* **EXERCISE MATERIALS**:
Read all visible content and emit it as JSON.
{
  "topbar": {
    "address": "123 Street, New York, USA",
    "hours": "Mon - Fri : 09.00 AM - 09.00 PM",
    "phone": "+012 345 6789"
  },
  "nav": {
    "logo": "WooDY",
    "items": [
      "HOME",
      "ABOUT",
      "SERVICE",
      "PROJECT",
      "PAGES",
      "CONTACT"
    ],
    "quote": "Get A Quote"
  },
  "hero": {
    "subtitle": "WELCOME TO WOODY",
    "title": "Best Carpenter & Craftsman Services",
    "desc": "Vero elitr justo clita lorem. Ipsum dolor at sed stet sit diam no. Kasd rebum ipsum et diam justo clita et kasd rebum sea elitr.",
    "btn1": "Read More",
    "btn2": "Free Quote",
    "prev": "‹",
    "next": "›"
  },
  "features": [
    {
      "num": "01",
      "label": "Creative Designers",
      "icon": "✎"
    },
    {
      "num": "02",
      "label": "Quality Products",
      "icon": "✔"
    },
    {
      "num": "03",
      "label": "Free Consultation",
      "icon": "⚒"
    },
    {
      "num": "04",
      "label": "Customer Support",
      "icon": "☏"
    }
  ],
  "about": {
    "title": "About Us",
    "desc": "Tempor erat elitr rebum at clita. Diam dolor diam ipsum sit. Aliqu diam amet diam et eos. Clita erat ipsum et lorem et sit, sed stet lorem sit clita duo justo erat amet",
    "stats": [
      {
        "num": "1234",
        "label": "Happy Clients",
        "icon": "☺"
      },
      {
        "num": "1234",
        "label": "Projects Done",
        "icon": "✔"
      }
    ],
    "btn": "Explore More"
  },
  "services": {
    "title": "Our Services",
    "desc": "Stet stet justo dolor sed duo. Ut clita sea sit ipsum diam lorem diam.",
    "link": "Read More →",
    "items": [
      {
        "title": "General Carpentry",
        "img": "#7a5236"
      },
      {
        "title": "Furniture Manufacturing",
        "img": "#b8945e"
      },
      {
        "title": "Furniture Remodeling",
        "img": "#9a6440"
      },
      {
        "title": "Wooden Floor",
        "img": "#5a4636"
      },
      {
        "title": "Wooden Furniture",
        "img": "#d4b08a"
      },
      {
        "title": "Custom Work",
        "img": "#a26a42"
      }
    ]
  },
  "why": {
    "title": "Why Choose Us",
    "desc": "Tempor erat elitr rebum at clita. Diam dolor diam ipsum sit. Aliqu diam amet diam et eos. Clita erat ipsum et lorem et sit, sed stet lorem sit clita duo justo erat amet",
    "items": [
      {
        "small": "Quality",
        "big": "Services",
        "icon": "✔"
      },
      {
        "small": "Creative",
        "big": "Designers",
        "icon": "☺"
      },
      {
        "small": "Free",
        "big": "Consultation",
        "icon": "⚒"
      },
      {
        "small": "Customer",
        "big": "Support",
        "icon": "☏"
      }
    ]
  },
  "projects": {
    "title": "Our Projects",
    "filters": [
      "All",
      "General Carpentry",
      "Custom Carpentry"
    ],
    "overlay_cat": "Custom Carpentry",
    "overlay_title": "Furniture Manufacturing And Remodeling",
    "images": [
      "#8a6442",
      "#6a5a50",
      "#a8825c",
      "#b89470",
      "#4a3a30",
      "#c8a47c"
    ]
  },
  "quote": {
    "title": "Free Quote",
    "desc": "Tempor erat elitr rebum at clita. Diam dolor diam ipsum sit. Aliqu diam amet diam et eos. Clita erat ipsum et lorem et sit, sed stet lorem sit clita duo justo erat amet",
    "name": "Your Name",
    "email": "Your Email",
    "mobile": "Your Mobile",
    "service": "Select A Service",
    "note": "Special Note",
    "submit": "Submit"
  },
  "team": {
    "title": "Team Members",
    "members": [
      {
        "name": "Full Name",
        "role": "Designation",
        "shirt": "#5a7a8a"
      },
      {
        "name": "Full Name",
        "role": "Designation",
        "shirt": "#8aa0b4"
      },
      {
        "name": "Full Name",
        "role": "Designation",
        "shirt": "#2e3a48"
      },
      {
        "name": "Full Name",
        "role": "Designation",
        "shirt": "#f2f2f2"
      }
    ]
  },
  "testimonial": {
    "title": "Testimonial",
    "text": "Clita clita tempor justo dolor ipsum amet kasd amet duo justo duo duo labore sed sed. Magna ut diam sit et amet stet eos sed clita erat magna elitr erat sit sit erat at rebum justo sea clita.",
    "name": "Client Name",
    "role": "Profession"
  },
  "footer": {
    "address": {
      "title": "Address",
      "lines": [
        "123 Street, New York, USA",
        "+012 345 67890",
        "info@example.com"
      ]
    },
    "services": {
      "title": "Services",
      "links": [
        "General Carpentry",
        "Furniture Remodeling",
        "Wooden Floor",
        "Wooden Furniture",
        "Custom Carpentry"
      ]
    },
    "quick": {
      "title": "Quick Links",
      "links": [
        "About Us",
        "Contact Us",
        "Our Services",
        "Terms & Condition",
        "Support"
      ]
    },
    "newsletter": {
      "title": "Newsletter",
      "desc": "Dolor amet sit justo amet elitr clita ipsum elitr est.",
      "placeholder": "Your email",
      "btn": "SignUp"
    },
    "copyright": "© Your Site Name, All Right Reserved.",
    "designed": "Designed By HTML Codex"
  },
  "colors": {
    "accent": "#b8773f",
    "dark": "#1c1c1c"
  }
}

* **OBJECTIVE**: Reproduce the data in full, exactly as presented.

* **REPLY TO THE TASK**:
Read all visible content and emit it as JSON.
{
  "topbar": {
    "address": "123 Street, New York, USA",
    "hours": "Mon - Fri : 09.00 AM - 09.00 PM",
    "phone": "+012 345 6789"
  },
  "nav": {
    "logo": "WooDY",
    "items": [
      "HOME",
      "ABOUT",
      "SERVICE",
      "PROJECT",
      "PAGES",
      "CONTACT"
    ],
    "quote": "Get A Quote"
  },
  "hero": {
    "subtitle": "WELCOME TO WOODY",
    "title": "Best Carpenter & Craftsman Services",
    "desc": "Vero elitr justo clita lorem. Ipsum dolor at sed stet sit diam no. Kasd rebum ipsum et diam justo clita et kasd rebum sea elitr.",
    "btn1": "Read More",
    "btn2": "Free Quote",
    "prev": "‹",
    "next": "›"
  },
  "features": [
    {
      "num": "01",
      "label": "Creative Designers",
      "icon": "✎"
    },
    {
      "num": "02",
      "label": "Quality Products",
      "icon": "✔"
    },
    {
      "num": "03",
      "label": "Free Consultation",
      "icon": "⚒"
    },
    {
      "num": "04",
      "label": "Customer Support",
      "icon": "☏"
    }
  ],
  "about": {
    "title": "About Us",
    "desc": "Tempor erat elitr rebum at clita. Diam dolor diam ipsum sit. Aliqu diam amet diam et eos. Clita erat ipsum et lorem et sit, sed stet lorem sit clita duo justo erat amet",
    "stats": [
      {
        "num": "1234",
        "label": "Happy Clients",
        "icon": "☺"
      },
      {
        "num": "1234",
        "label": "Projects Done",
        "icon": "✔"
      }
    ],
    "btn": "Explore More"
  },
  "services": {
    "title": "Our Services",
    "desc": "Stet stet justo dolor sed duo. Ut clita sea sit ipsum diam lorem diam.",
    "link": "Read More →",
    "items": [
      {
        "title": "General Carpentry",
        "img": "#7a5236"
      },
      {
        "title": "Furniture Manufacturing",
        "img": "#b8945e"
      },
      {
        "title": "Furniture Remodeling",
        "img": "#9a6440"
      },
      {
        "title": "Wooden Floor",
        "img": "#5a4636"
      },
      {
        "title": "Wooden Furniture",
        "img": "#d4b08a"
      },
      {
        "title": "Custom Work",
        "img": "#a26a42"
      }
    ]
  },
  "why": {
    "title": "Why Choose Us",
    "desc": "Tempor erat elitr rebum at clita. Diam dolor diam ipsum sit. Aliqu diam amet diam et eos. Clita erat ipsum et lorem et sit, sed stet lorem sit clita duo justo erat amet",
    "items": [
      {
        "small": "Quality",
        "big": "Services",
        "icon": "✔"
      },
      {
        "small": "Creative",
        "big": "Designers",
        "icon": "☺"
      },
      {
        "small": "Free",
        "big": "Consultation",
        "icon": "⚒"
      },
      {
        "small": "Customer",
        "big": "Support",
        "icon": "☏"
      }
    ]
  },
  "projects": {
    "title": "Our Projects",
    "filters": [
      "All",
      "General Carpentry",
      "Custom Carpentry"
    ],
    "overlay_cat": "Custom Carpentry",
    "overlay_title": "Furniture Manufacturing And Remodeling",
    "images": [
      "#8a6442",
      "#6a5a50",
      "#a8825c",
      "#b89470",
      "#4a3a30",
      "#c8a47c"
    ]
  },
  "quote": {
    "title": "Free Quote",
    "desc": "Tempor erat elitr rebum at clita. Diam dolor diam ipsum sit. Aliqu diam amet diam et eos. Clita erat ipsum et lorem et sit, sed stet lorem sit clita duo justo erat amet",
    "name": "Your Name",
    "email": "Your Email",
    "mobile": "Your Mobile",
    "service": "Select A Service",
    "note": "Special Note",
    "submit": "Submit"
  },
  "team": {
    "title": "Team Members",
    "members": [
      {
        "name": "Full Name",
        "role": "Designation",
        "shirt": "#5a7a8a"
      },
      {
        "name": "Full Name",
        "role": "Designation",
        "shirt": "#8aa0b4"
      },
      {
        "name": "Full Name",
        "role": "Designation",
        "shirt": "#2e3a48"
      },
      {
        "name": "Full Name",
        "role": "Designation",
        "shirt": "#f2f2f2"
      }
    ]
  },
  "testimonial": {
    "title": "Testimonial",
    "text": "Clita clita tempor justo dolor ipsum amet kasd amet duo justo duo duo labore sed sed. Magna ut diam sit et amet stet eos sed clita erat magna elitr erat sit sit erat at rebum justo sea clita.",
    "name": "Client Name",
    "role": "Profession"
  },
  "footer": {
    "address": {
      "title": "Address",
      "lines": [
        "123 Street, New York, USA",
        "+012 345 67890",
        "info@example.com"
      ]
    },
    "services": {
      "title": "Services",
      "links": [
        "General Carpentry",
        "Furniture Remodeling",
        "Wooden Floor",
        "Wooden Furniture",
        "Custom Carpentry"
      ]
    },
    "quick": {
      "title": "Quick Links",
      "links": [
        "About Us",
        "Contact Us",
        "Our Services",
        "Terms & Condition",
        "Support"
      ]
    },
    "newsletter": {
      "title": "Newsletter",
      "desc": "Dolor amet sit justo amet elitr clita ipsum elitr est.",
      "placeholder": "Your email",
      "btn": "SignUp"
    },
    "copyright": "© Your Site Name, All Right Reserved.",
    "designed": "Designed By HTML Codex"
  },
  "colors": {
    "accent": "#b8773f",
    "dark": "#1c1c1c"
  }
}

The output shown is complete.